● **Job**
Without including any images, repeat the data exactly.

● **Records to use**
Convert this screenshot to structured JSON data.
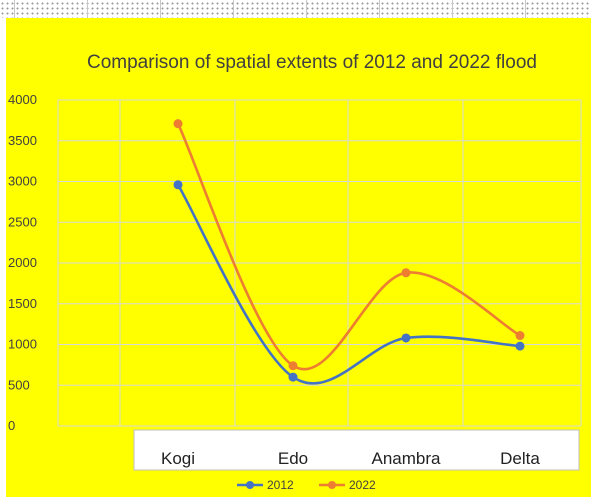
{
  "chart_data": {
    "type": "line",
    "title": "Comparison of spatial extents of 2012 and 2022 flood",
    "xlabel": "",
    "ylabel": "",
    "categories": [
      "Kogi",
      "Edo",
      "Anambra",
      "Delta"
    ],
    "ylim": [
      0,
      4000
    ],
    "yticks": [
      "0",
      "500",
      "1000",
      "1500",
      "2000",
      "2500",
      "3000",
      "3500",
      "4000"
    ],
    "smoothed": true,
    "grid": true,
    "legend_position": "bottom",
    "series": [
      {
        "name": "2012",
        "color": "#4472c4",
        "values": [
          2960,
          600,
          1080,
          980
        ]
      },
      {
        "name": "2022",
        "color": "#ed7d31",
        "values": [
          3710,
          740,
          1880,
          1110
        ]
      }
    ]
  },
  "colors": {
    "background": "#ffff00",
    "gridlines": "#d9d9d9"
  }
}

● **Full solution**
Convert this screenshot to structured JSON data.
{
  "chart_data": {
    "type": "line",
    "title": "Comparison of spatial extents of 2012 and 2022 flood",
    "xlabel": "",
    "ylabel": "",
    "categories": [
      "Kogi",
      "Edo",
      "Anambra",
      "Delta"
    ],
    "ylim": [
      0,
      4000
    ],
    "yticks": [
      "0",
      "500",
      "1000",
      "1500",
      "2000",
      "2500",
      "3000",
      "3500",
      "4000"
    ],
    "smoothed": true,
    "grid": true,
    "legend_position": "bottom",
    "series": [
      {
        "name": "2012",
        "color": "#4472c4",
        "values": [
          2960,
          600,
          1080,
          980
        ]
      },
      {
        "name": "2022",
        "color": "#ed7d31",
        "values": [
          3710,
          740,
          1880,
          1110
        ]
      }
    ]
  },
  "colors": {
    "background": "#ffff00",
    "gridlines": "#d9d9d9"
  }
}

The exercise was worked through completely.